STATED GOAL → Write out the material again word for word, dropping any images it holds.

+-------+

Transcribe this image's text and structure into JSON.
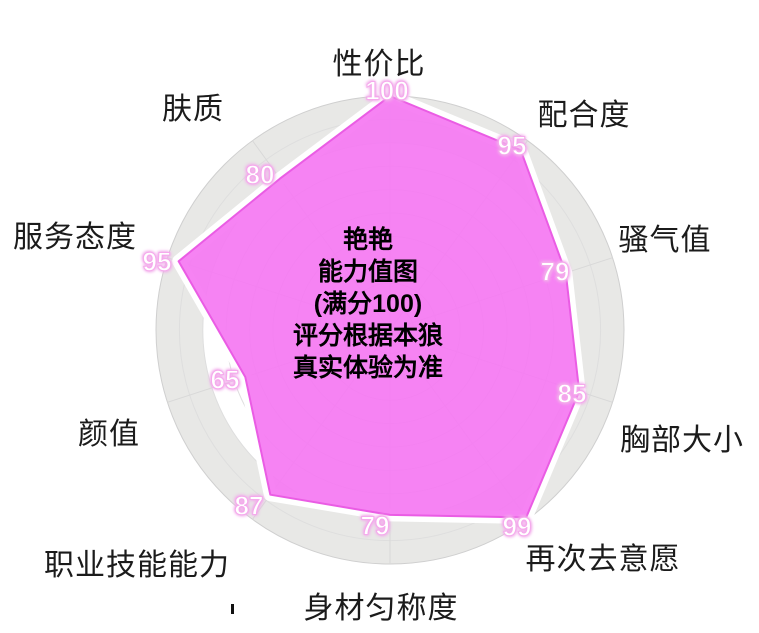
{
  "chart_data": {
    "type": "radar",
    "title_lines": [
      "艳艳",
      "能力值图",
      "(满分100)",
      "评分根据本狼",
      "真实体验为准"
    ],
    "categories": [
      "性价比",
      "配合度",
      "骚气值",
      "胸部大小",
      "再次去意愿",
      "身材匀称度",
      "职业技能能力",
      "颜值",
      "服务态度",
      "肤质"
    ],
    "values": [
      100,
      95,
      79,
      85,
      99,
      79,
      87,
      65,
      95,
      80
    ],
    "axis_max": 100,
    "axis_step": 10,
    "grid_on": true,
    "legend": "none",
    "colors": {
      "series_fill": "#F57AF2",
      "series_edge": "#EA5CE4",
      "series_halo": "#FFFFFF",
      "outer_band": "#E8E8E6",
      "inner_disc": "#FFFFFF",
      "gridline": "#DEDEDE",
      "spoke": "#D8D8D8",
      "value_label_fill": "#FFFFFF",
      "value_label_glow": "#F3A9EC",
      "category_text": "#1B1B1B",
      "center_text": "#000000"
    }
  }
}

+-------+

OUTPUT →
Transcribe this image's text and structure into JSON.
{
  "chart_data": {
    "type": "radar",
    "title_lines": [
      "艳艳",
      "能力值图",
      "(满分100)",
      "评分根据本狼",
      "真实体验为准"
    ],
    "categories": [
      "性价比",
      "配合度",
      "骚气值",
      "胸部大小",
      "再次去意愿",
      "身材匀称度",
      "职业技能能力",
      "颜值",
      "服务态度",
      "肤质"
    ],
    "values": [
      100,
      95,
      79,
      85,
      99,
      79,
      87,
      65,
      95,
      80
    ],
    "axis_max": 100,
    "axis_step": 10,
    "grid_on": true,
    "legend": "none",
    "colors": {
      "series_fill": "#F57AF2",
      "series_edge": "#EA5CE4",
      "series_halo": "#FFFFFF",
      "outer_band": "#E8E8E6",
      "inner_disc": "#FFFFFF",
      "gridline": "#DEDEDE",
      "spoke": "#D8D8D8",
      "value_label_fill": "#FFFFFF",
      "value_label_glow": "#F3A9EC",
      "category_text": "#1B1B1B",
      "center_text": "#000000"
    }
  }
}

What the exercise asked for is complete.